Answer these questions about the graphics card comparison:
(a) What thermal design power does Nvidia state for the Quadro K4000?
(b) What benchmark was used in place of an artificial GPGPU stress test?
(c) What benchmark scene warmed the two cards up to operating temperatures?

• [Text for analysis]:
# # # # # # #

Efficiency
Efficiency: Nvidia Quadro K4000 Versus AMD FirePro W7000
The Quadro K4000 and AMD FirePro W7000 are both aimed at the average workstation customer and, consequently, are supposed to be top sellers. Their prices are also very similar, so it's only natural for us to compare them directly. Interestingly, Nvidia states that the Quadro K4000 has a thermal design power (TDP) of 80 W, while AMD's FirePro W7000’s is rated at 150 W. The two cards perform about the same in an application like SolidWorks. Take that fact, along with the power numbers, and you might assume AMD's card uses twice as much power to do the same work. But the FirePro is actually a higher-performance card on paper. Let's take a look at a couple of different scenarios.
Scenario 1: Similar Performance in Real-World Workload with Partial GPU Load
Going back to SolidWorks, we can compare the power consumption of Nvidia's Quadro K4000 and AMD's FirePro W7000. The Pitcairn-based card uses more power under lower and peak loads.
The next question is how each card's power consumption relates to its graphics performance.
AMD's FirePro W7000 draws about 10 percent more power than the Quadro K4000 and provides five percent more performance in tasks where the two cards fare close to the same. This really isn’t so bad, since a 5 W difference isn’t anything to write home about.
Scenario 2: Different Performance in Real-World Workload with High GPU Load
I didn’t want to use a completely artificial GPGPU stress test to apply 100 percent load. Instead, I opted for the Unigine Heaven 4.0 benchmark, which scales well and uses almost 900 MB of memory. This doesn’t torture the cards as intensively, but it is more realistic than a straight-up compute workload pushing each card as hard as possible.
Interestingly, the two resulting lines aren't quite identical, even though each GPU is faced with the same task. For a better chance at fairness, the two cards were warmed up to operating temperatures by a medium load from Maya 2013’s Toy Store benchmark scene.

# # # # # # #

Document layout analysis data:
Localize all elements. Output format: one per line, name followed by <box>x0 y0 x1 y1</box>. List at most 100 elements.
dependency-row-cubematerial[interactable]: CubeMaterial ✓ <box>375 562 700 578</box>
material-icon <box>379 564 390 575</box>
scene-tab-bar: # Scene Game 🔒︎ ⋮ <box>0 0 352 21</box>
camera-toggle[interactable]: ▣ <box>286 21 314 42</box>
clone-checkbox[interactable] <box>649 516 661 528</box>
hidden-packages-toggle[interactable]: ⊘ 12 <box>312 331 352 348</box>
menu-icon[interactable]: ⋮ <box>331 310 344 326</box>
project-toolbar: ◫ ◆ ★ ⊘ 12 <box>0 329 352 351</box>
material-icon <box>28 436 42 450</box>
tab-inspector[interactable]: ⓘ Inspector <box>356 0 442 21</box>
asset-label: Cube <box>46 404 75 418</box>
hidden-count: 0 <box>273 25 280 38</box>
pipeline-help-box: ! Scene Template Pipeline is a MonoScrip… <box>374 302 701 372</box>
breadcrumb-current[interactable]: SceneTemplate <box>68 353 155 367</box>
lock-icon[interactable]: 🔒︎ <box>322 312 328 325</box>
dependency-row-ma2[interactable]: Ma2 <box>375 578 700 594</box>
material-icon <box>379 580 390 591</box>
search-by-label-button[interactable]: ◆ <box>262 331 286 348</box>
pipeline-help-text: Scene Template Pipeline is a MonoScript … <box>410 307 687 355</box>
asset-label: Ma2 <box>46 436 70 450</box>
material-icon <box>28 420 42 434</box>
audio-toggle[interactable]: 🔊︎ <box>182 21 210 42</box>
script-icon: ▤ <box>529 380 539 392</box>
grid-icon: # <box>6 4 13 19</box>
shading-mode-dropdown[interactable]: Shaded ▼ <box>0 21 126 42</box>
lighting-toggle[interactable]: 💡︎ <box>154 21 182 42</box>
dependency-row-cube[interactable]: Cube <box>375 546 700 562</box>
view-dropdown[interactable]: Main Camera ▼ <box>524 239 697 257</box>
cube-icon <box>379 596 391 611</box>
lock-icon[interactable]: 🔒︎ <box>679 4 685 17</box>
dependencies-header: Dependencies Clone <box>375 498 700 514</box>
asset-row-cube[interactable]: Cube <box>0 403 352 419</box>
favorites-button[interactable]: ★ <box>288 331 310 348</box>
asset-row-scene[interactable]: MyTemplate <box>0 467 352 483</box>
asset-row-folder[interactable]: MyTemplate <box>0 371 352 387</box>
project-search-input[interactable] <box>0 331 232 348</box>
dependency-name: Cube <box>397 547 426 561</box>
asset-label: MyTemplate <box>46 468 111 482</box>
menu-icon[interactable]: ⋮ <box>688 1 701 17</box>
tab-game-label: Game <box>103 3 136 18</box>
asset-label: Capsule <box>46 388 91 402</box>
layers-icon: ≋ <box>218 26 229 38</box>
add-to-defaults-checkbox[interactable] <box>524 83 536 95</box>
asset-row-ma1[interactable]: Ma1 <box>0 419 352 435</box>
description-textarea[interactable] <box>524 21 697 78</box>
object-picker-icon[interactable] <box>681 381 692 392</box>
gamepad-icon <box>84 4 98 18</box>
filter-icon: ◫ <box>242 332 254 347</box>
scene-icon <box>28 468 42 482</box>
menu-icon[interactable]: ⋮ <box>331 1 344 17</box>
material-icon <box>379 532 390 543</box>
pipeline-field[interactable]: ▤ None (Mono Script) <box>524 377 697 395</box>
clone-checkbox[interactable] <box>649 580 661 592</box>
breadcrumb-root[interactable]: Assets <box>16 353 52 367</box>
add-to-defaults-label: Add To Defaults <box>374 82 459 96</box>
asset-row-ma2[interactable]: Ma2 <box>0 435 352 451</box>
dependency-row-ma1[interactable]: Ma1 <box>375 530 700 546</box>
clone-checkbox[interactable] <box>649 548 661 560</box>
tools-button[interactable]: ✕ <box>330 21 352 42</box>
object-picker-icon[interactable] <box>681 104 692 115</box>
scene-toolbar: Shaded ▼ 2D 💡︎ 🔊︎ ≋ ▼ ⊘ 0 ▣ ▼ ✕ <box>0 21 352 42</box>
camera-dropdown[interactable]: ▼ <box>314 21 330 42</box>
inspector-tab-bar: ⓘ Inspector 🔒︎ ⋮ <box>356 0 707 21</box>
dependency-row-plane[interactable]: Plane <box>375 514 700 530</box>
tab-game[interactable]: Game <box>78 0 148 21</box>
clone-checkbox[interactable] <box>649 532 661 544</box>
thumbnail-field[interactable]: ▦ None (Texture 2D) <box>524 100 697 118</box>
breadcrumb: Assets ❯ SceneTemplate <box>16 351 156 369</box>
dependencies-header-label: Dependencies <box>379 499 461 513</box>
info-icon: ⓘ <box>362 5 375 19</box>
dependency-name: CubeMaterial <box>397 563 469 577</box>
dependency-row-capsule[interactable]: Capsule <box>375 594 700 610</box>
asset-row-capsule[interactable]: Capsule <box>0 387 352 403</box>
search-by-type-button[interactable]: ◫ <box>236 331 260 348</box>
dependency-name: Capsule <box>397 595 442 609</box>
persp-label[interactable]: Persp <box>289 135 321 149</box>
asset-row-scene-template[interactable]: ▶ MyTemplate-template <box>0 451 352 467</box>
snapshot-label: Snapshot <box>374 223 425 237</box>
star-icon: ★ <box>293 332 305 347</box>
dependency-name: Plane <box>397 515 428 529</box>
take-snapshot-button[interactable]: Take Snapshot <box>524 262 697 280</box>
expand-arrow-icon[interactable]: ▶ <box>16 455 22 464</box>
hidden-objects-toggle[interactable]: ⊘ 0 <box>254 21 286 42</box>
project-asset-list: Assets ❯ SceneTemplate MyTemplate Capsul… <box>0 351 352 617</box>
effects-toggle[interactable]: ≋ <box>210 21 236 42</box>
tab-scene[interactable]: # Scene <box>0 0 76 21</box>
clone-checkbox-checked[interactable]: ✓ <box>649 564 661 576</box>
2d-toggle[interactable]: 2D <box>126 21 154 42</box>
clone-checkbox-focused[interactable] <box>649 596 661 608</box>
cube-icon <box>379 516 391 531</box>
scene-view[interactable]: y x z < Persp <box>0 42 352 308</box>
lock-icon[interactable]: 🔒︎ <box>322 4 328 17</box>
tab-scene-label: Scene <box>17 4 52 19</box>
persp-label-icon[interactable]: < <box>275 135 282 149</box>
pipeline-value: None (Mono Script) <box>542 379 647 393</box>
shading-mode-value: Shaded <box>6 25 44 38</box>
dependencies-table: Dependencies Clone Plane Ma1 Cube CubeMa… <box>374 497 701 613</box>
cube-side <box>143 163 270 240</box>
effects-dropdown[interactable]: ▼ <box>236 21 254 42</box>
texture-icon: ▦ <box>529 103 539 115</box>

# # # # # # #

• [Solution to this exercise]:
(a) 80 W
(b) Unigine Heaven 4.0
(c) Maya 2013's Toy Store benchmark scene